Exercise instructions — Convert the records into a Markdown table with the columns Row and Line, giving each row a number and leaving out blank lines. Start at the first line of the records, stop after the line that contains "colorbar-swatch <box>539 303 552 315</box>", and include only those lines.
=== Excerpted records ===
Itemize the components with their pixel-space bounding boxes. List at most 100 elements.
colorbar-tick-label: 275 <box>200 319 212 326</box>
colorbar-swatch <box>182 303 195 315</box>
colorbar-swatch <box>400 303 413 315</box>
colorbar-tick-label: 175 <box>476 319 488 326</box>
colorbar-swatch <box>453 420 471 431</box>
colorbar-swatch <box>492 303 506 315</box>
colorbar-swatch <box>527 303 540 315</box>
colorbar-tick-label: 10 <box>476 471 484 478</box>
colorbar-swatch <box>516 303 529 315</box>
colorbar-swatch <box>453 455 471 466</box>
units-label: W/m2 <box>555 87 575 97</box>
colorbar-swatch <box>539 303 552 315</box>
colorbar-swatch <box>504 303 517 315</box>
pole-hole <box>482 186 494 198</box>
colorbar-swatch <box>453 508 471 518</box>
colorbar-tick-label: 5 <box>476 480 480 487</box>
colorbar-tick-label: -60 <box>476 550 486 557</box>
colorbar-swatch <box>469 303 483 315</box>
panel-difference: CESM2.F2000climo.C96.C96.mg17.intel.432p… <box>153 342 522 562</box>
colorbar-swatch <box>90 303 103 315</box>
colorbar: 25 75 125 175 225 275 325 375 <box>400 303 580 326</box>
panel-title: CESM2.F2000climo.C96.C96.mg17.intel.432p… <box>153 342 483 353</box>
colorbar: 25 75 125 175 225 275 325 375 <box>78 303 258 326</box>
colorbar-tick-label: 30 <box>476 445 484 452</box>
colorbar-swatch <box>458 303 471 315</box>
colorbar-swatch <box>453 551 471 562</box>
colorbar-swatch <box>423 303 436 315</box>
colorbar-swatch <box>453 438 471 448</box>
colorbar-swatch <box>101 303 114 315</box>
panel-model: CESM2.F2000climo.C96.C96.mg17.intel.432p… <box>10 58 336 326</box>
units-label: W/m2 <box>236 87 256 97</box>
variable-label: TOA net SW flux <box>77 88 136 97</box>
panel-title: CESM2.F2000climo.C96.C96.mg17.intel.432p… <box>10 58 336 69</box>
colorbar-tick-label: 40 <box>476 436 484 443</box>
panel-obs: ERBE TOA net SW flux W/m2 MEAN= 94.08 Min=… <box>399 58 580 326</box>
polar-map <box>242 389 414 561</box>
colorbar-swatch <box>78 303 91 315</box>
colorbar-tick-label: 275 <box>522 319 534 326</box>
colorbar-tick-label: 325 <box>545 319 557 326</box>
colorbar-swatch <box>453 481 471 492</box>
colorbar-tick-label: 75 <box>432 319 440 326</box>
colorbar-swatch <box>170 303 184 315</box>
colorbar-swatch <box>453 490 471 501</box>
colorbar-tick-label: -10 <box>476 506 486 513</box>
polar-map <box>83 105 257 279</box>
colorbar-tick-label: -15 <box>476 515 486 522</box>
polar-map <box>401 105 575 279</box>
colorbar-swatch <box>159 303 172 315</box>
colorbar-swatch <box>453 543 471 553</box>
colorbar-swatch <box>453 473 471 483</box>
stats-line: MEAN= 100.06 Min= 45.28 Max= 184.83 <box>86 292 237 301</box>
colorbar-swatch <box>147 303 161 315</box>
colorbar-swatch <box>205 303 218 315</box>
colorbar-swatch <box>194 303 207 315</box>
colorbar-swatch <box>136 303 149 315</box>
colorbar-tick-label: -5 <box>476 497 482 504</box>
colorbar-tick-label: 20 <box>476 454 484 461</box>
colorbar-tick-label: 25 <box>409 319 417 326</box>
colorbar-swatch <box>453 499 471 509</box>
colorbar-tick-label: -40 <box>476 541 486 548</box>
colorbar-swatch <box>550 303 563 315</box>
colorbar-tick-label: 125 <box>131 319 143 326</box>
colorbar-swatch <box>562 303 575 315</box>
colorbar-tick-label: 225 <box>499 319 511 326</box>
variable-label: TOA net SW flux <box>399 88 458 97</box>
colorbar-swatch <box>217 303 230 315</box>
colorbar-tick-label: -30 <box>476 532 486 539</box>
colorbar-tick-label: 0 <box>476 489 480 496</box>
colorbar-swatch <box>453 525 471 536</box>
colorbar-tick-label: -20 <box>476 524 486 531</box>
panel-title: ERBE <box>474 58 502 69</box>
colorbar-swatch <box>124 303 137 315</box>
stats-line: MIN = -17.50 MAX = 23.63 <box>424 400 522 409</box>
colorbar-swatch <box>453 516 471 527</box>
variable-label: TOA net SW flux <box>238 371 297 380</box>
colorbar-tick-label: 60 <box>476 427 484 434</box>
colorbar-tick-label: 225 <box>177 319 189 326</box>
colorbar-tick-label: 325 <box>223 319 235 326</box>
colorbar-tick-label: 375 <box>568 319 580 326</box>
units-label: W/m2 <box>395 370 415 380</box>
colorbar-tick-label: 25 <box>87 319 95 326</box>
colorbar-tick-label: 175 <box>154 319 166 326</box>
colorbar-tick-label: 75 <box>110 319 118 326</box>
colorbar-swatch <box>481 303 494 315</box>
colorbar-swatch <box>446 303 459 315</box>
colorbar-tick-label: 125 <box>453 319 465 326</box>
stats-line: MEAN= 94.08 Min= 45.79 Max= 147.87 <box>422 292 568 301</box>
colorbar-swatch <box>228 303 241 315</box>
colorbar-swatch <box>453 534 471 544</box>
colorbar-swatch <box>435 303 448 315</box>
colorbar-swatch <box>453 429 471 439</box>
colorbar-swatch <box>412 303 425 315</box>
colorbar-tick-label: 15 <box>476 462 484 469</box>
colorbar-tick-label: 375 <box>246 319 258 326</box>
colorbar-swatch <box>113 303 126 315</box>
===
Finished task —
| Row | Line |
|---|---|
| 1 | Itemize the components with their pixel-space bounding boxes. List at most 100 elements. |
| 2 | colorbar-tick-label: 275 <box>200 319 212 326</box> |
| 3 | colorbar-swatch <box>182 303 195 315</box> |
| 4 | colorbar-swatch <box>400 303 413 315</box> |
| 5 | colorbar-tick-label: 175 <box>476 319 488 326</box> |
| 6 | colorbar-swatch <box>453 420 471 431</box> |
| 7 | colorbar-swatch <box>492 303 506 315</box> |
| 8 | colorbar-swatch <box>527 303 540 315</box> |
| 9 | colorbar-tick-label: 10 <box>476 471 484 478</box> |
| 10 | colorbar-swatch <box>516 303 529 315</box> |
| 11 | colorbar-swatch <box>453 455 471 466</box> |
| 12 | units-label: W/m2 <box>555 87 575 97</box> |
| 13 | colorbar-swatch <box>539 303 552 315</box> |